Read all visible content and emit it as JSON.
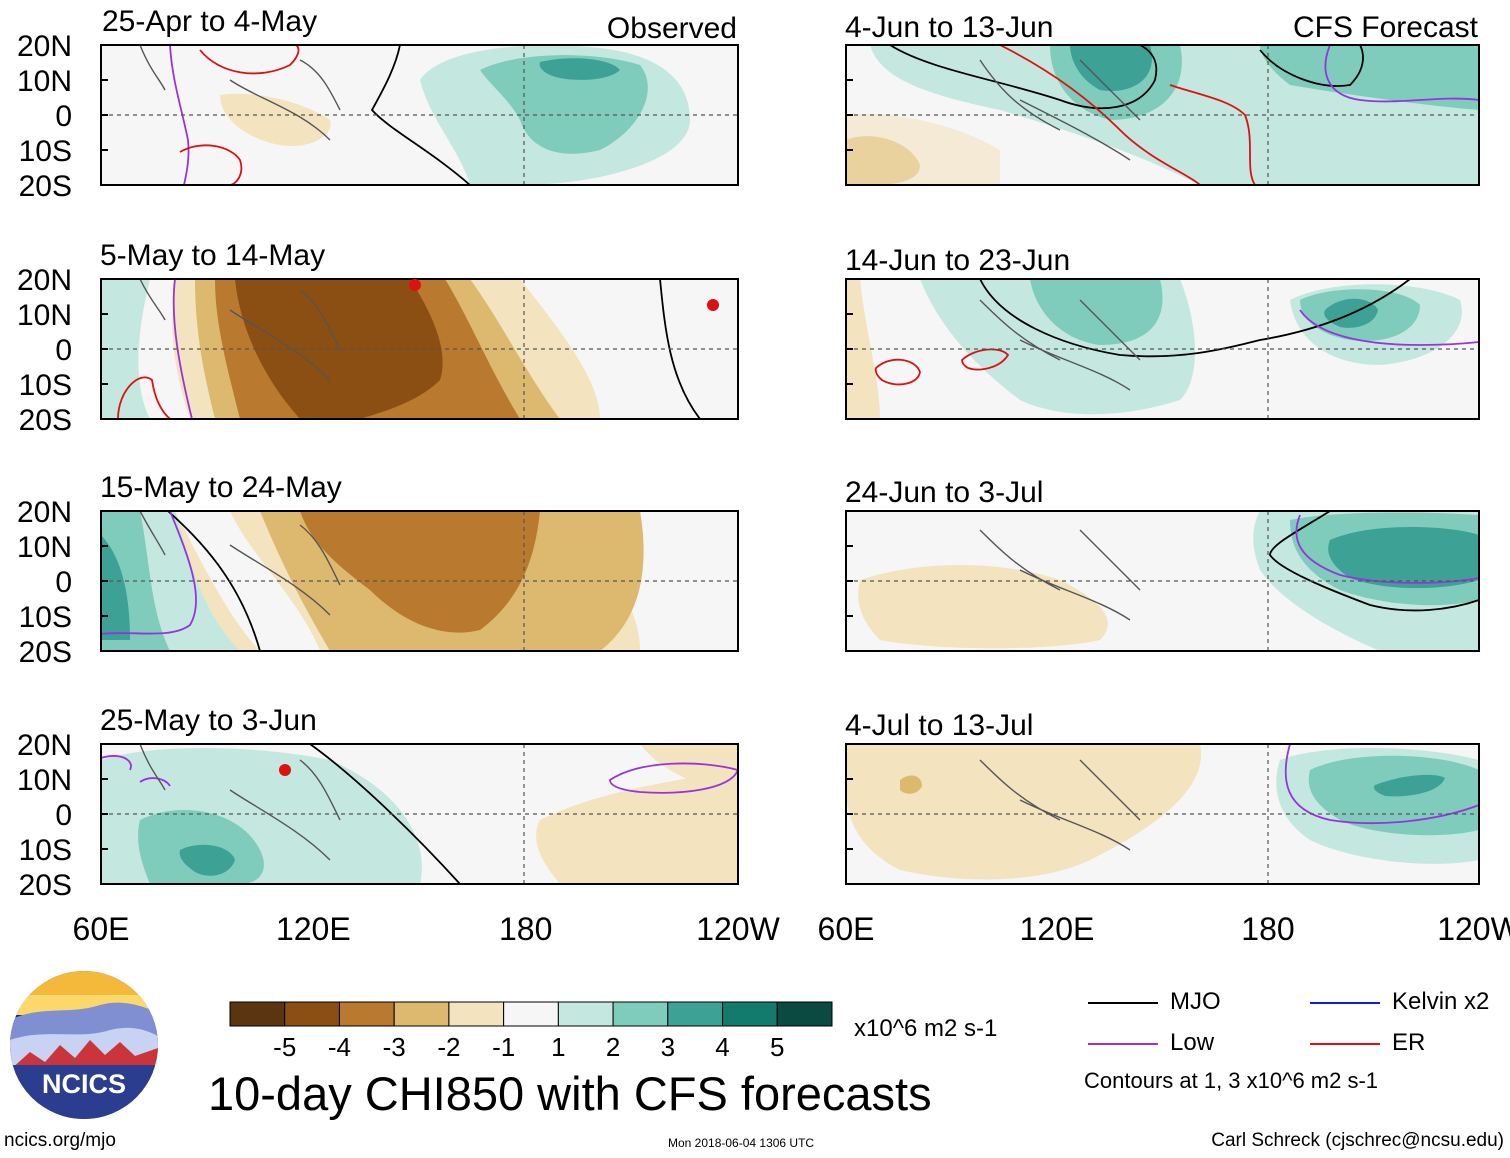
{
  "chart_data": {
    "type": "heatmap",
    "title": "10-day CHI850 with CFS forecasts",
    "variable": "CHI850",
    "units": "x10^6 m2 s-1",
    "x_tick_labels": [
      "60E",
      "120E",
      "180",
      "120W"
    ],
    "y_tick_labels": [
      "20N",
      "10N",
      "0",
      "10S",
      "20S"
    ],
    "color_scale": {
      "tick_labels": [
        "-5",
        "-4",
        "-3",
        "-2",
        "-1",
        "1",
        "2",
        "3",
        "4",
        "5"
      ],
      "colors": [
        "#5a3510",
        "#8b4f13",
        "#b97a30",
        "#dcb96f",
        "#f3e3bf",
        "#f6f6f6",
        "#c4e8df",
        "#7fccbd",
        "#3ea195",
        "#137a6e",
        "#0b4a40"
      ]
    },
    "contour_legend": [
      {
        "label": "MJO",
        "color": "#000000"
      },
      {
        "label": "Kelvin x2",
        "color": "#1a1adc"
      },
      {
        "label": "Low",
        "color": "#9933dd"
      },
      {
        "label": "ER",
        "color": "#dd1111"
      }
    ],
    "contour_note": "Contours at 1, 3 x10^6 m2 s-1",
    "observed_label": "Observed",
    "forecast_label": "CFS Forecast",
    "panels": [
      {
        "title": "25-Apr to 4-May",
        "kind": "observed"
      },
      {
        "title": "5-May to 14-May",
        "kind": "observed"
      },
      {
        "title": "15-May to 24-May",
        "kind": "observed"
      },
      {
        "title": "25-May to 3-Jun",
        "kind": "observed"
      },
      {
        "title": "4-Jun to 13-Jun",
        "kind": "forecast"
      },
      {
        "title": "14-Jun to 23-Jun",
        "kind": "forecast"
      },
      {
        "title": "24-Jun to 3-Jul",
        "kind": "forecast"
      },
      {
        "title": "4-Jul to 13-Jul",
        "kind": "forecast"
      }
    ]
  },
  "footer": {
    "site": "ncics.org/mjo",
    "timestamp": "Mon 2018-06-04 1306 UTC",
    "author": "Carl Schreck (cjschrec@ncsu.edu)"
  },
  "logo": {
    "text": "NCICS"
  }
}
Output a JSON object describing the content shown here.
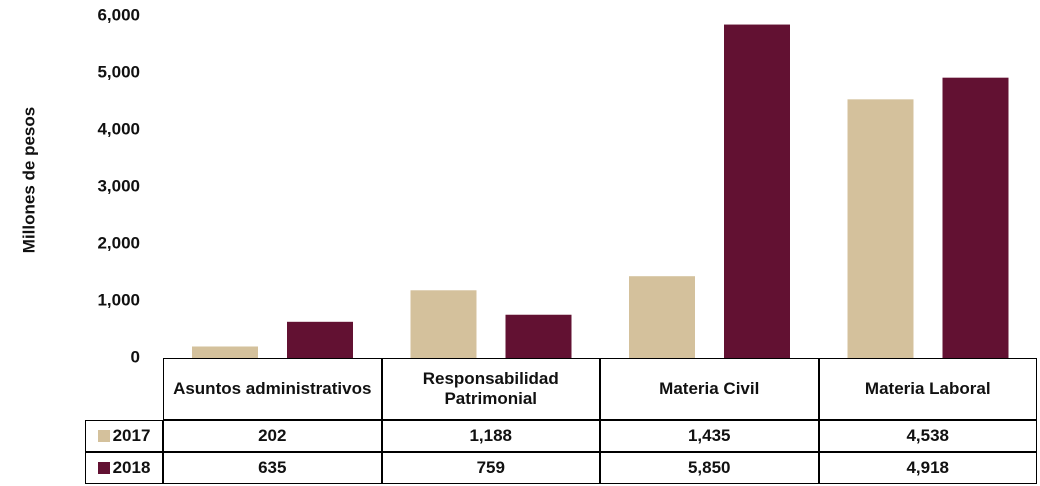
{
  "chart_data": {
    "type": "bar",
    "y_label": "Millones de pesos",
    "categories": [
      "Asuntos administrativos",
      "Responsabilidad Patrimonial",
      "Materia Civil",
      "Materia Laboral"
    ],
    "series": [
      {
        "name": "2017",
        "color": "#d4c19c",
        "values": [
          202,
          1188,
          1435,
          4538
        ],
        "value_labels": [
          "202",
          "1,188",
          "1,435",
          "4,538"
        ]
      },
      {
        "name": "2018",
        "color": "#621132",
        "values": [
          635,
          759,
          5850,
          4918
        ],
        "value_labels": [
          "635",
          "759",
          "5,850",
          "4,918"
        ]
      }
    ],
    "ylim": [
      0,
      6000
    ],
    "yticks": [
      0,
      {
        "value": 1000,
        "label": "1,000"
      },
      {
        "value": 2000,
        "label": "2,000"
      },
      {
        "value": 3000,
        "label": "3,000"
      },
      {
        "value": 4000,
        "label": "4,000"
      },
      {
        "value": 5000,
        "label": "5,000"
      },
      {
        "value": 6000,
        "label": "6,000"
      }
    ],
    "grid": false
  }
}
————————
# Aim of the exercise
Go through the material and copy out every line with "content" in it.

# Full solution
Read all visible content and emit it as JSON.
Output a JSON object describing the content shown here.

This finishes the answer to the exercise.